[Rows from a figure dataset]
>>>>

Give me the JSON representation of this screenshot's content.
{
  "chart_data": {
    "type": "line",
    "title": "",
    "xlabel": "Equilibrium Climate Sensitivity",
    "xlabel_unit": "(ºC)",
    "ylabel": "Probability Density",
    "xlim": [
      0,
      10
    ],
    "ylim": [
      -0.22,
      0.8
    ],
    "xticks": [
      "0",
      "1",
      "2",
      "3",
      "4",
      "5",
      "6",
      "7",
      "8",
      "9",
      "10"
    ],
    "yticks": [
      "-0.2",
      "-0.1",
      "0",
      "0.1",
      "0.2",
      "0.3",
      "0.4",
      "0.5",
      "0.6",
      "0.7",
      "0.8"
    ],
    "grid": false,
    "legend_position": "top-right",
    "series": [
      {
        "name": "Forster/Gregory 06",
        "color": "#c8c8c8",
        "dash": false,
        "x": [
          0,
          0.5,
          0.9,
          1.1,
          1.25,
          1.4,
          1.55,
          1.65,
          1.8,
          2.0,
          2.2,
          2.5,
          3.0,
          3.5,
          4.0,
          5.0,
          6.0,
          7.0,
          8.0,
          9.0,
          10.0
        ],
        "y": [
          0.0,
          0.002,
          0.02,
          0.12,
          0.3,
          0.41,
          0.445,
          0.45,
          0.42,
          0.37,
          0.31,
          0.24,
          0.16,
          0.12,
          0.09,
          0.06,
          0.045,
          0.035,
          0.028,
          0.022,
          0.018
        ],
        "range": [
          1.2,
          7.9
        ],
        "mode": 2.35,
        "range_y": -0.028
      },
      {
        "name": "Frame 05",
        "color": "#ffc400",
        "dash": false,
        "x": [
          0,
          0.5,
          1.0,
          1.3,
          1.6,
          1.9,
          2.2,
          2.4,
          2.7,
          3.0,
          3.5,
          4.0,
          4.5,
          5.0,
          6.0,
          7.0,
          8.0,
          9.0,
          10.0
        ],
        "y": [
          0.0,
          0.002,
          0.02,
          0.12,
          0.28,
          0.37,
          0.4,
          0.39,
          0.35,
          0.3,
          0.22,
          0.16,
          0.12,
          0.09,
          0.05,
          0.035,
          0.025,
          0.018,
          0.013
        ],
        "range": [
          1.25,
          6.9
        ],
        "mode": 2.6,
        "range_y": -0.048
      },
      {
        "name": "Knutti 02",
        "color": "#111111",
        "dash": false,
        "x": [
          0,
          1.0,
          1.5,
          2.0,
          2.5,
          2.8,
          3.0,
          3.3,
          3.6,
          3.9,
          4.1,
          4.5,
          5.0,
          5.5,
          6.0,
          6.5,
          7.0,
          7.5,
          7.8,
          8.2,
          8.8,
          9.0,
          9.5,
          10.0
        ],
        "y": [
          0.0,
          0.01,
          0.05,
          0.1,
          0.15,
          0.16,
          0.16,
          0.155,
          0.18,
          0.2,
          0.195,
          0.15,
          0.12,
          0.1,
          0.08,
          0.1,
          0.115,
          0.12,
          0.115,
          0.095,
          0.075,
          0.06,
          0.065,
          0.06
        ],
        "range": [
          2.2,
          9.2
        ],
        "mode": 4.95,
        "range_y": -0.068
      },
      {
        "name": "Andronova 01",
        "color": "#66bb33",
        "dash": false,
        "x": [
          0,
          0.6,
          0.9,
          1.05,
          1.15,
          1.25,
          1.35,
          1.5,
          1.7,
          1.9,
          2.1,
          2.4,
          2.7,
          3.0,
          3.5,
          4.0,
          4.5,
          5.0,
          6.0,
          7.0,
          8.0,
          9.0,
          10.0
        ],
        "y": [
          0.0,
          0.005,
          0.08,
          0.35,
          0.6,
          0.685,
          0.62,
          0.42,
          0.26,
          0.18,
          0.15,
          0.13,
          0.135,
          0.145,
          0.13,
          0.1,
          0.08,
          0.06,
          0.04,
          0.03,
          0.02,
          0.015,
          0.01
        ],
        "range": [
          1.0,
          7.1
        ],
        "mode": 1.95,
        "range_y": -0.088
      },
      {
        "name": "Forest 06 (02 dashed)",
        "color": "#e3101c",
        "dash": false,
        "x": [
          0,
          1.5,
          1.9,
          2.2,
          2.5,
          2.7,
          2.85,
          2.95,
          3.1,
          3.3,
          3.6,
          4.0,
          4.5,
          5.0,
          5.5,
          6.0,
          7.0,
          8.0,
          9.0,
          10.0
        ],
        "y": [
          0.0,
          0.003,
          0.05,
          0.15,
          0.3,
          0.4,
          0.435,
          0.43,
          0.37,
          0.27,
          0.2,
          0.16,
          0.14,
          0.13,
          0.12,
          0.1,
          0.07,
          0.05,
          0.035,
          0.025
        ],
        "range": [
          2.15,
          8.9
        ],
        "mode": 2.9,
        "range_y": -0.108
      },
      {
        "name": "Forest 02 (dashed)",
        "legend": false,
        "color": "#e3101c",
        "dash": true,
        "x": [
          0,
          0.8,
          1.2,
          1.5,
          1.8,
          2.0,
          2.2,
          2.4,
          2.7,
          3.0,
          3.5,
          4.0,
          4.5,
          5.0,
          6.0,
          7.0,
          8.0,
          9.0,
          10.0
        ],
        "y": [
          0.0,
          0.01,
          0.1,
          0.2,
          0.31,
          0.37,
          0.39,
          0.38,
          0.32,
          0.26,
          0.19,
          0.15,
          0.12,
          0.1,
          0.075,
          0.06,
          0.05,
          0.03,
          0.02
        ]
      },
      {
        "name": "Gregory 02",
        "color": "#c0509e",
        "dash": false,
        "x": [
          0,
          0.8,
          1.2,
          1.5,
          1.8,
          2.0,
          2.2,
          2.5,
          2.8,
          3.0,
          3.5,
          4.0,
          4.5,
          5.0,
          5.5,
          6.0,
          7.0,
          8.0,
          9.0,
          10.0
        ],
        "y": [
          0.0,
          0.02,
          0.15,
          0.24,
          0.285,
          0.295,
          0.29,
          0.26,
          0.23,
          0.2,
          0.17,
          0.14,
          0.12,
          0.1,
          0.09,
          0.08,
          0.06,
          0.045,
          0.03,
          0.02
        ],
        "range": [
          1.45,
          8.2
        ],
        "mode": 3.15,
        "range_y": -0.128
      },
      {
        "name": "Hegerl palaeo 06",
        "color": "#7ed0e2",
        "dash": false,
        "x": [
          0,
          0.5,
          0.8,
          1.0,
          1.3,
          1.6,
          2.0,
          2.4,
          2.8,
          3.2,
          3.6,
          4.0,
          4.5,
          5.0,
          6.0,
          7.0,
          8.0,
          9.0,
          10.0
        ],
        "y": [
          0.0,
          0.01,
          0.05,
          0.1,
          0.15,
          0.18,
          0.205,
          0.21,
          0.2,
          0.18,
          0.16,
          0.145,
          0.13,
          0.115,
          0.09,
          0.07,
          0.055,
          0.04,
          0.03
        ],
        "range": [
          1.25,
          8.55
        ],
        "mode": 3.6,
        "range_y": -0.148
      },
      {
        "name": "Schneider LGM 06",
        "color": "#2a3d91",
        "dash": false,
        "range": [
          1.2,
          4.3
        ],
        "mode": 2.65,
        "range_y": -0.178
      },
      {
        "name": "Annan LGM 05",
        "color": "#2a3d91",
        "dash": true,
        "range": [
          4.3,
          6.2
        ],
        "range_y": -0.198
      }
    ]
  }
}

<<<<

**Set problem**
Return every record above exactly as it appears.

**Result**
Give me the JSON representation of this screenshot's content.
{
  "chart_data": {
    "type": "line",
    "title": "",
    "xlabel": "Equilibrium Climate Sensitivity",
    "xlabel_unit": "(ºC)",
    "ylabel": "Probability Density",
    "xlim": [
      0,
      10
    ],
    "ylim": [
      -0.22,
      0.8
    ],
    "xticks": [
      "0",
      "1",
      "2",
      "3",
      "4",
      "5",
      "6",
      "7",
      "8",
      "9",
      "10"
    ],
    "yticks": [
      "-0.2",
      "-0.1",
      "0",
      "0.1",
      "0.2",
      "0.3",
      "0.4",
      "0.5",
      "0.6",
      "0.7",
      "0.8"
    ],
    "grid": false,
    "legend_position": "top-right",
    "series": [
      {
        "name": "Forster/Gregory 06",
        "color": "#c8c8c8",
        "dash": false,
        "x": [
          0,
          0.5,
          0.9,
          1.1,
          1.25,
          1.4,
          1.55,
          1.65,
          1.8,
          2.0,
          2.2,
          2.5,
          3.0,
          3.5,
          4.0,
          5.0,
          6.0,
          7.0,
          8.0,
          9.0,
          10.0
        ],
        "y": [
          0.0,
          0.002,
          0.02,
          0.12,
          0.3,
          0.41,
          0.445,
          0.45,
          0.42,
          0.37,
          0.31,
          0.24,
          0.16,
          0.12,
          0.09,
          0.06,
          0.045,
          0.035,
          0.028,
          0.022,
          0.018
        ],
        "range": [
          1.2,
          7.9
        ],
        "mode": 2.35,
        "range_y": -0.028
      },
      {
        "name": "Frame 05",
        "color": "#ffc400",
        "dash": false,
        "x": [
          0,
          0.5,
          1.0,
          1.3,
          1.6,
          1.9,
          2.2,
          2.4,
          2.7,
          3.0,
          3.5,
          4.0,
          4.5,
          5.0,
          6.0,
          7.0,
          8.0,
          9.0,
          10.0
        ],
        "y": [
          0.0,
          0.002,
          0.02,
          0.12,
          0.28,
          0.37,
          0.4,
          0.39,
          0.35,
          0.3,
          0.22,
          0.16,
          0.12,
          0.09,
          0.05,
          0.035,
          0.025,
          0.018,
          0.013
        ],
        "range": [
          1.25,
          6.9
        ],
        "mode": 2.6,
        "range_y": -0.048
      },
      {
        "name": "Knutti 02",
        "color": "#111111",
        "dash": false,
        "x": [
          0,
          1.0,
          1.5,
          2.0,
          2.5,
          2.8,
          3.0,
          3.3,
          3.6,
          3.9,
          4.1,
          4.5,
          5.0,
          5.5,
          6.0,
          6.5,
          7.0,
          7.5,
          7.8,
          8.2,
          8.8,
          9.0,
          9.5,
          10.0
        ],
        "y": [
          0.0,
          0.01,
          0.05,
          0.1,
          0.15,
          0.16,
          0.16,
          0.155,
          0.18,
          0.2,
          0.195,
          0.15,
          0.12,
          0.1,
          0.08,
          0.1,
          0.115,
          0.12,
          0.115,
          0.095,
          0.075,
          0.06,
          0.065,
          0.06
        ],
        "range": [
          2.2,
          9.2
        ],
        "mode": 4.95,
        "range_y": -0.068
      },
      {
        "name": "Andronova 01",
        "color": "#66bb33",
        "dash": false,
        "x": [
          0,
          0.6,
          0.9,
          1.05,
          1.15,
          1.25,
          1.35,
          1.5,
          1.7,
          1.9,
          2.1,
          2.4,
          2.7,
          3.0,
          3.5,
          4.0,
          4.5,
          5.0,
          6.0,
          7.0,
          8.0,
          9.0,
          10.0
        ],
        "y": [
          0.0,
          0.005,
          0.08,
          0.35,
          0.6,
          0.685,
          0.62,
          0.42,
          0.26,
          0.18,
          0.15,
          0.13,
          0.135,
          0.145,
          0.13,
          0.1,
          0.08,
          0.06,
          0.04,
          0.03,
          0.02,
          0.015,
          0.01
        ],
        "range": [
          1.0,
          7.1
        ],
        "mode": 1.95,
        "range_y": -0.088
      },
      {
        "name": "Forest 06 (02 dashed)",
        "color": "#e3101c",
        "dash": false,
        "x": [
          0,
          1.5,
          1.9,
          2.2,
          2.5,
          2.7,
          2.85,
          2.95,
          3.1,
          3.3,
          3.6,
          4.0,
          4.5,
          5.0,
          5.5,
          6.0,
          7.0,
          8.0,
          9.0,
          10.0
        ],
        "y": [
          0.0,
          0.003,
          0.05,
          0.15,
          0.3,
          0.4,
          0.435,
          0.43,
          0.37,
          0.27,
          0.2,
          0.16,
          0.14,
          0.13,
          0.12,
          0.1,
          0.07,
          0.05,
          0.035,
          0.025
        ],
        "range": [
          2.15,
          8.9
        ],
        "mode": 2.9,
        "range_y": -0.108
      },
      {
        "name": "Forest 02 (dashed)",
        "legend": false,
        "color": "#e3101c",
        "dash": true,
        "x": [
          0,
          0.8,
          1.2,
          1.5,
          1.8,
          2.0,
          2.2,
          2.4,
          2.7,
          3.0,
          3.5,
          4.0,
          4.5,
          5.0,
          6.0,
          7.0,
          8.0,
          9.0,
          10.0
        ],
        "y": [
          0.0,
          0.01,
          0.1,
          0.2,
          0.31,
          0.37,
          0.39,
          0.38,
          0.32,
          0.26,
          0.19,
          0.15,
          0.12,
          0.1,
          0.075,
          0.06,
          0.05,
          0.03,
          0.02
        ]
      },
      {
        "name": "Gregory 02",
        "color": "#c0509e",
        "dash": false,
        "x": [
          0,
          0.8,
          1.2,
          1.5,
          1.8,
          2.0,
          2.2,
          2.5,
          2.8,
          3.0,
          3.5,
          4.0,
          4.5,
          5.0,
          5.5,
          6.0,
          7.0,
          8.0,
          9.0,
          10.0
        ],
        "y": [
          0.0,
          0.02,
          0.15,
          0.24,
          0.285,
          0.295,
          0.29,
          0.26,
          0.23,
          0.2,
          0.17,
          0.14,
          0.12,
          0.1,
          0.09,
          0.08,
          0.06,
          0.045,
          0.03,
          0.02
        ],
        "range": [
          1.45,
          8.2
        ],
        "mode": 3.15,
        "range_y": -0.128
      },
      {
        "name": "Hegerl palaeo 06",
        "color": "#7ed0e2",
        "dash": false,
        "x": [
          0,
          0.5,
          0.8,
          1.0,
          1.3,
          1.6,
          2.0,
          2.4,
          2.8,
          3.2,
          3.6,
          4.0,
          4.5,
          5.0,
          6.0,
          7.0,
          8.0,
          9.0,
          10.0
        ],
        "y": [
          0.0,
          0.01,
          0.05,
          0.1,
          0.15,
          0.18,
          0.205,
          0.21,
          0.2,
          0.18,
          0.16,
          0.145,
          0.13,
          0.115,
          0.09,
          0.07,
          0.055,
          0.04,
          0.03
        ],
        "range": [
          1.25,
          8.55
        ],
        "mode": 3.6,
        "range_y": -0.148
      },
      {
        "name": "Schneider LGM 06",
        "color": "#2a3d91",
        "dash": false,
        "range": [
          1.2,
          4.3
        ],
        "mode": 2.65,
        "range_y": -0.178
      },
      {
        "name": "Annan LGM 05",
        "color": "#2a3d91",
        "dash": true,
        "range": [
          4.3,
          6.2
        ],
        "range_y": -0.198
      }
    ]
  }
}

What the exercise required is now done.